» **STATED GOAL**:
Return every line of the records below verbatim, with no pictures in the copy.

##### EXERCISE INPUT

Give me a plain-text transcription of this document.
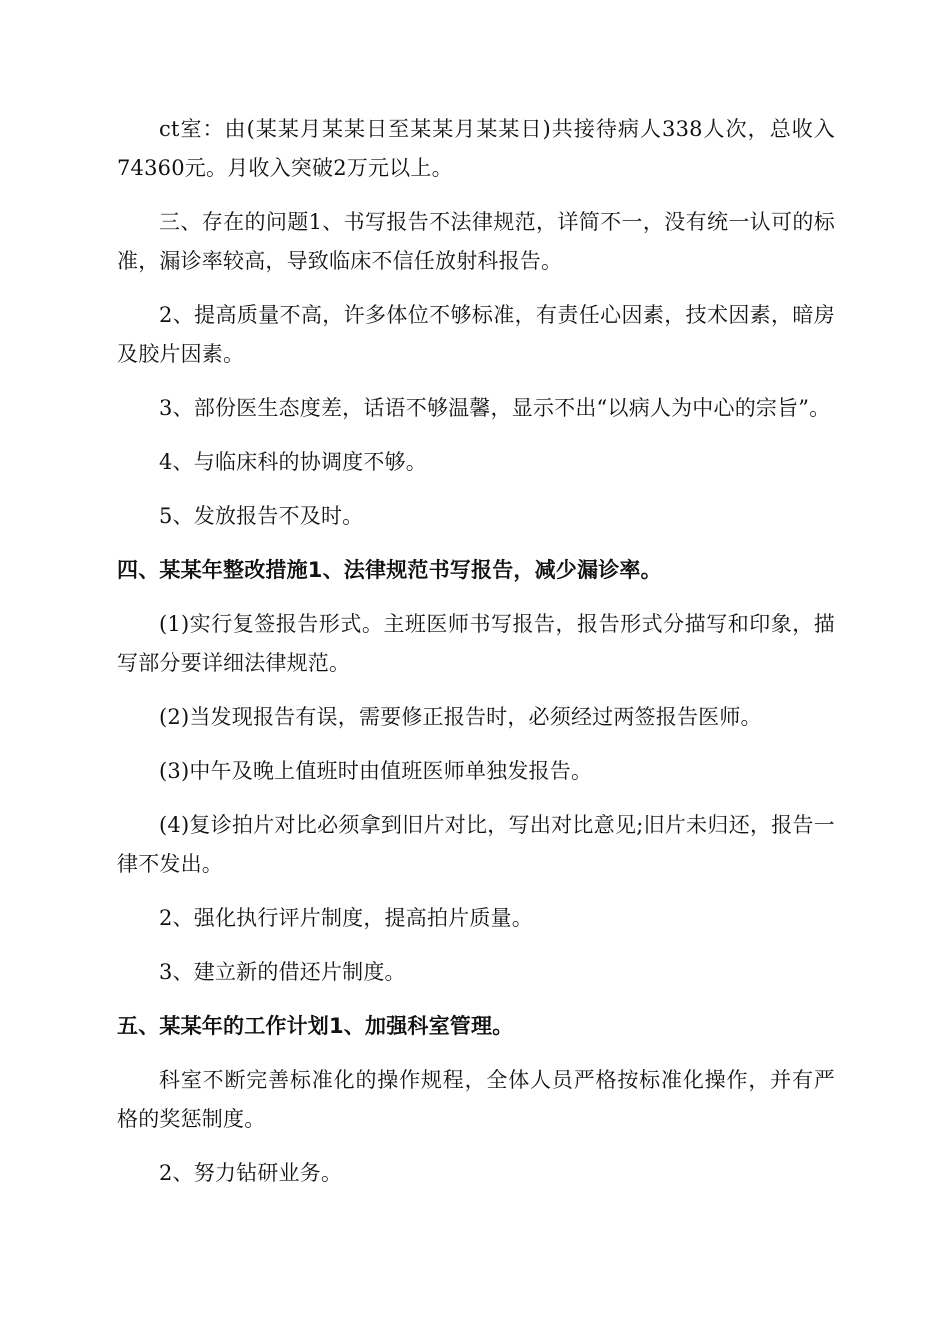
ct室：由(某某月某某日至某某月某某日)共接待病人338人次，总收入74360元。月收入突破2万元以上。

三、存在的问题1、书写报告不法律规范，详简不一，没有统一认可的标准，漏诊率较高，导致临床不信任放射科报告。

2、提高质量不高，许多体位不够标准，有责任心因素，技术因素，暗房及胶片因素。

3、部份医生态度差，话语不够温馨，显示不出“以病人为中心的宗旨”。

4、与临床科的协调度不够。

5、发放报告不及时。

四、某某年整改措施1、法律规范书写报告，减少漏诊率。

(1)实行复签报告形式。主班医师书写报告，报告形式分描写和印象，描写部分要详细法律规范。

(2)当发现报告有误，需要修正报告时，必须经过两签报告医师。

(3)中午及晚上值班时由值班医师单独发报告。

(4)复诊拍片对比必须拿到旧片对比，写出对比意见;旧片未归还，报告一律不发出。

2、强化执行评片制度，提高拍片质量。

3、建立新的借还片制度。

五、某某年的工作计划1、加强科室管理。

科室不断完善标准化的操作规程，全体人员严格按标准化操作，并有严格的奖惩制度。

2、努力钻研业务。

##########

» **WRITTEN REPLY**:
Give me a plain-text transcription of this document.
ct室：由(某某月某某日至某某月某某日)共接待病人338人次，总收入74360元。月收入突破2万元以上。

三、存在的问题1、书写报告不法律规范，详简不一，没有统一认可的标准，漏诊率较高，导致临床不信任放射科报告。

2、提高质量不高，许多体位不够标准，有责任心因素，技术因素，暗房及胶片因素。

3、部份医生态度差，话语不够温馨，显示不出“以病人为中心的宗旨”。

4、与临床科的协调度不够。

5、发放报告不及时。

四、某某年整改措施1、法律规范书写报告，减少漏诊率。

(1)实行复签报告形式。主班医师书写报告，报告形式分描写和印象，描写部分要详细法律规范。

(2)当发现报告有误，需要修正报告时，必须经过两签报告医师。

(3)中午及晚上值班时由值班医师单独发报告。

(4)复诊拍片对比必须拿到旧片对比，写出对比意见;旧片未归还，报告一律不发出。

2、强化执行评片制度，提高拍片质量。

3、建立新的借还片制度。

五、某某年的工作计划1、加强科室管理。

科室不断完善标准化的操作规程，全体人员严格按标准化操作，并有严格的奖惩制度。

2、努力钻研业务。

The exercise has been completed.